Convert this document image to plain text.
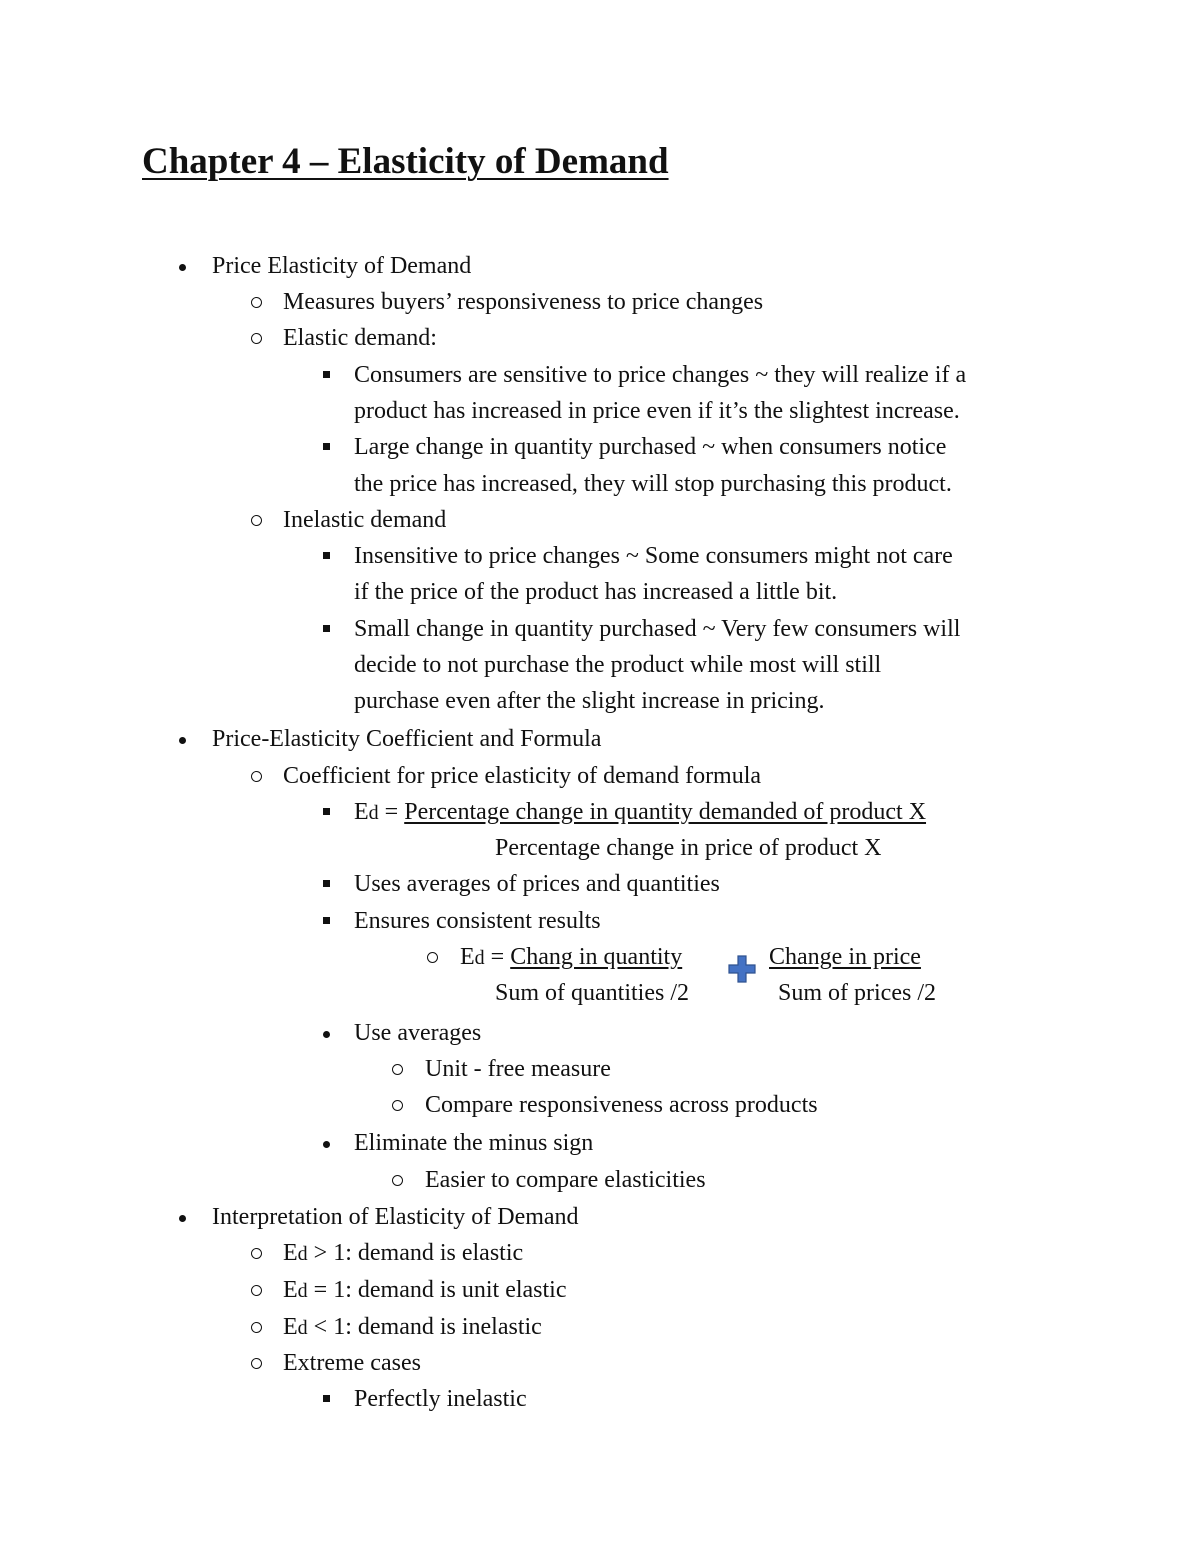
Chapter 4 – Elasticity of Demand
Price Elasticity of Demand
Measures buyers’ responsiveness to price changes
Elastic demand:
Consumers are sensitive to price changes ~ they will realize if a
product has increased in price even if it’s the slightest increase.
Large change in quantity purchased ~ when consumers notice
the price has increased, they will stop purchasing this product.
Inelastic demand
Insensitive to price changes ~ Some consumers might not care
if the price of the product has increased a little bit.
Small change in quantity purchased ~ Very few consumers will
decide to not purchase the product while most will still
purchase even after the slight increase in pricing.
Price-Elasticity Coefficient and Formula
Coefficient for price elasticity of demand formula
Ed = Percentage change in quantity demanded of product X
Percentage change in price of product X
Uses averages of prices and quantities
Ensures consistent results
Ed = Chang in quantity	Change in price
Sum of quantities /2	Sum of prices /2
Use averages
Unit - free measure
Compare responsiveness across products
Eliminate the minus sign
Easier to compare elasticities
Interpretation of Elasticity of Demand
Ed > 1: demand is elastic
Ed = 1: demand is unit elastic
Ed < 1: demand is inelastic
Extreme cases
Perfectly inelastic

Short task: Each line of the data is to be duplicated exactly; pictures stay out of the copy.

Final result:
Convert this document image to plain text.
Chapter 4 – Elasticity of Demand
Price Elasticity of Demand
Measures buyers’ responsiveness to price changes
Elastic demand:
Consumers are sensitive to price changes ~ they will realize if a
product has increased in price even if it’s the slightest increase.
Large change in quantity purchased ~ when consumers notice
the price has increased, they will stop purchasing this product.
Inelastic demand
Insensitive to price changes ~ Some consumers might not care
if the price of the product has increased a little bit.
Small change in quantity purchased ~ Very few consumers will
decide to not purchase the product while most will still
purchase even after the slight increase in pricing.
Price-Elasticity Coefficient and Formula
Coefficient for price elasticity of demand formula
Ed = Percentage change in quantity demanded of product X
Percentage change in price of product X
Uses averages of prices and quantities
Ensures consistent results
Ed = Chang in quantity	Change in price
Sum of quantities /2	Sum of prices /2
Use averages
Unit - free measure
Compare responsiveness across products
Eliminate the minus sign
Easier to compare elasticities
Interpretation of Elasticity of Demand
Ed > 1: demand is elastic
Ed = 1: demand is unit elastic
Ed < 1: demand is inelastic
Extreme cases
Perfectly inelastic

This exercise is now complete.